— Lines of data —
>> Start

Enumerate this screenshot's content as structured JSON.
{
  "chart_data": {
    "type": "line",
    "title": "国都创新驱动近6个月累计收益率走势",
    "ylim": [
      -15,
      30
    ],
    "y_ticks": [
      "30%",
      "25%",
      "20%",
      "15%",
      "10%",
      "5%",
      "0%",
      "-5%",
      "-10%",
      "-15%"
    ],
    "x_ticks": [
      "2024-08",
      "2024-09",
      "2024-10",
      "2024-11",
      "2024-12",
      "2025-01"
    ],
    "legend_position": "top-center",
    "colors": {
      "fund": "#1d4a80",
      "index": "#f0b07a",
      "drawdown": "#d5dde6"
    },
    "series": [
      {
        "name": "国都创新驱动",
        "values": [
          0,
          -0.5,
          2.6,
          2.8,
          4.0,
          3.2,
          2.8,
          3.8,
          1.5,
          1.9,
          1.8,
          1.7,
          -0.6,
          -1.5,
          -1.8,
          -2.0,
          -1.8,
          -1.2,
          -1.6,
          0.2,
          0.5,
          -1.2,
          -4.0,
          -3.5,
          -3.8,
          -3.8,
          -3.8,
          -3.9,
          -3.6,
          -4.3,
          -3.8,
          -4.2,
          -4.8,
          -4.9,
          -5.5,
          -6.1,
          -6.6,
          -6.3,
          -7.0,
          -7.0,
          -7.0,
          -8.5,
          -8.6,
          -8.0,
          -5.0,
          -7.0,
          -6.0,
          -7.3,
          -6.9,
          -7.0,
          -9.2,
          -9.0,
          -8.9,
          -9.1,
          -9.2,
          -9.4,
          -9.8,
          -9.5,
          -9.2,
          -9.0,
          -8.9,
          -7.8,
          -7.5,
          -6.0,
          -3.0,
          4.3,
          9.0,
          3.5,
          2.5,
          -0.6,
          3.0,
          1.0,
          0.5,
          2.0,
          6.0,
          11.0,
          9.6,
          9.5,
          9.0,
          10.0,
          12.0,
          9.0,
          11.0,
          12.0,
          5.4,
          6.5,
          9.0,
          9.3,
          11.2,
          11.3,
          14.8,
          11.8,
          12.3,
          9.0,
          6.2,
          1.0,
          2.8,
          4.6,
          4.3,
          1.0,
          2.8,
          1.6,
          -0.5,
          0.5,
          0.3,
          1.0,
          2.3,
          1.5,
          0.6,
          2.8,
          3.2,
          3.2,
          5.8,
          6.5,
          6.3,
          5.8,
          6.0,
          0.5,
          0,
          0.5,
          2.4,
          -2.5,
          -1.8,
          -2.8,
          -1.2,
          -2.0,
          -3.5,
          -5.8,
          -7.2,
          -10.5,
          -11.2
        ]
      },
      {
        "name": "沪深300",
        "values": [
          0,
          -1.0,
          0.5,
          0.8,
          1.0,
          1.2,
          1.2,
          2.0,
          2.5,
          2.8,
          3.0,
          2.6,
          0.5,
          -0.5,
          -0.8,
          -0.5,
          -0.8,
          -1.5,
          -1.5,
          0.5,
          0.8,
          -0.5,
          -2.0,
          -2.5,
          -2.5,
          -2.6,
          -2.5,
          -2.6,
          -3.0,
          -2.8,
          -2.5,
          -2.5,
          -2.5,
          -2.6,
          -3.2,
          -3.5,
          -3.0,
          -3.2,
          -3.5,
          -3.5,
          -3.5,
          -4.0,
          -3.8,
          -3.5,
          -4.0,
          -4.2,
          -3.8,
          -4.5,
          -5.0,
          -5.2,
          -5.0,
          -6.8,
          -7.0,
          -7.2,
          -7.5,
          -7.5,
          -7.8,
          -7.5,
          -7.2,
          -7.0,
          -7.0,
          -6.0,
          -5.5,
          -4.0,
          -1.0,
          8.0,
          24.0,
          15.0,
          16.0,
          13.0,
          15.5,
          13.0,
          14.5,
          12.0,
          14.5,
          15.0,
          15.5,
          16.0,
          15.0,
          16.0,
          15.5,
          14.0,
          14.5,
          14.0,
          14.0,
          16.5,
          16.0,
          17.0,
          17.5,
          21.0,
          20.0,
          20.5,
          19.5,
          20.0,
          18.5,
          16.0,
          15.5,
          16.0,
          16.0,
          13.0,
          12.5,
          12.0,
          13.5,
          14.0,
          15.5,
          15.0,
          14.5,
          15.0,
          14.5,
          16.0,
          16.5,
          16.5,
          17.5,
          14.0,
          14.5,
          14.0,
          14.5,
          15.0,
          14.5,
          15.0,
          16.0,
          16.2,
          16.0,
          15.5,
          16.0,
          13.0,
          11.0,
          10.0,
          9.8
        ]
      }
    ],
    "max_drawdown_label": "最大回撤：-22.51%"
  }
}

>> End

— Short task —
Extract each record, keeping it identical to the original.

— Answer to this exercise —
Enumerate this screenshot's content as structured JSON.
{
  "chart_data": {
    "type": "line",
    "title": "国都创新驱动近6个月累计收益率走势",
    "ylim": [
      -15,
      30
    ],
    "y_ticks": [
      "30%",
      "25%",
      "20%",
      "15%",
      "10%",
      "5%",
      "0%",
      "-5%",
      "-10%",
      "-15%"
    ],
    "x_ticks": [
      "2024-08",
      "2024-09",
      "2024-10",
      "2024-11",
      "2024-12",
      "2025-01"
    ],
    "legend_position": "top-center",
    "colors": {
      "fund": "#1d4a80",
      "index": "#f0b07a",
      "drawdown": "#d5dde6"
    },
    "series": [
      {
        "name": "国都创新驱动",
        "values": [
          0,
          -0.5,
          2.6,
          2.8,
          4.0,
          3.2,
          2.8,
          3.8,
          1.5,
          1.9,
          1.8,
          1.7,
          -0.6,
          -1.5,
          -1.8,
          -2.0,
          -1.8,
          -1.2,
          -1.6,
          0.2,
          0.5,
          -1.2,
          -4.0,
          -3.5,
          -3.8,
          -3.8,
          -3.8,
          -3.9,
          -3.6,
          -4.3,
          -3.8,
          -4.2,
          -4.8,
          -4.9,
          -5.5,
          -6.1,
          -6.6,
          -6.3,
          -7.0,
          -7.0,
          -7.0,
          -8.5,
          -8.6,
          -8.0,
          -5.0,
          -7.0,
          -6.0,
          -7.3,
          -6.9,
          -7.0,
          -9.2,
          -9.0,
          -8.9,
          -9.1,
          -9.2,
          -9.4,
          -9.8,
          -9.5,
          -9.2,
          -9.0,
          -8.9,
          -7.8,
          -7.5,
          -6.0,
          -3.0,
          4.3,
          9.0,
          3.5,
          2.5,
          -0.6,
          3.0,
          1.0,
          0.5,
          2.0,
          6.0,
          11.0,
          9.6,
          9.5,
          9.0,
          10.0,
          12.0,
          9.0,
          11.0,
          12.0,
          5.4,
          6.5,
          9.0,
          9.3,
          11.2,
          11.3,
          14.8,
          11.8,
          12.3,
          9.0,
          6.2,
          1.0,
          2.8,
          4.6,
          4.3,
          1.0,
          2.8,
          1.6,
          -0.5,
          0.5,
          0.3,
          1.0,
          2.3,
          1.5,
          0.6,
          2.8,
          3.2,
          3.2,
          5.8,
          6.5,
          6.3,
          5.8,
          6.0,
          0.5,
          0,
          0.5,
          2.4,
          -2.5,
          -1.8,
          -2.8,
          -1.2,
          -2.0,
          -3.5,
          -5.8,
          -7.2,
          -10.5,
          -11.2
        ]
      },
      {
        "name": "沪深300",
        "values": [
          0,
          -1.0,
          0.5,
          0.8,
          1.0,
          1.2,
          1.2,
          2.0,
          2.5,
          2.8,
          3.0,
          2.6,
          0.5,
          -0.5,
          -0.8,
          -0.5,
          -0.8,
          -1.5,
          -1.5,
          0.5,
          0.8,
          -0.5,
          -2.0,
          -2.5,
          -2.5,
          -2.6,
          -2.5,
          -2.6,
          -3.0,
          -2.8,
          -2.5,
          -2.5,
          -2.5,
          -2.6,
          -3.2,
          -3.5,
          -3.0,
          -3.2,
          -3.5,
          -3.5,
          -3.5,
          -4.0,
          -3.8,
          -3.5,
          -4.0,
          -4.2,
          -3.8,
          -4.5,
          -5.0,
          -5.2,
          -5.0,
          -6.8,
          -7.0,
          -7.2,
          -7.5,
          -7.5,
          -7.8,
          -7.5,
          -7.2,
          -7.0,
          -7.0,
          -6.0,
          -5.5,
          -4.0,
          -1.0,
          8.0,
          24.0,
          15.0,
          16.0,
          13.0,
          15.5,
          13.0,
          14.5,
          12.0,
          14.5,
          15.0,
          15.5,
          16.0,
          15.0,
          16.0,
          15.5,
          14.0,
          14.5,
          14.0,
          14.0,
          16.5,
          16.0,
          17.0,
          17.5,
          21.0,
          20.0,
          20.5,
          19.5,
          20.0,
          18.5,
          16.0,
          15.5,
          16.0,
          16.0,
          13.0,
          12.5,
          12.0,
          13.5,
          14.0,
          15.5,
          15.0,
          14.5,
          15.0,
          14.5,
          16.0,
          16.5,
          16.5,
          17.5,
          14.0,
          14.5,
          14.0,
          14.5,
          15.0,
          14.5,
          15.0,
          16.0,
          16.2,
          16.0,
          15.5,
          16.0,
          13.0,
          11.0,
          10.0,
          9.8
        ]
      }
    ],
    "max_drawdown_label": "最大回撤：-22.51%"
  }
}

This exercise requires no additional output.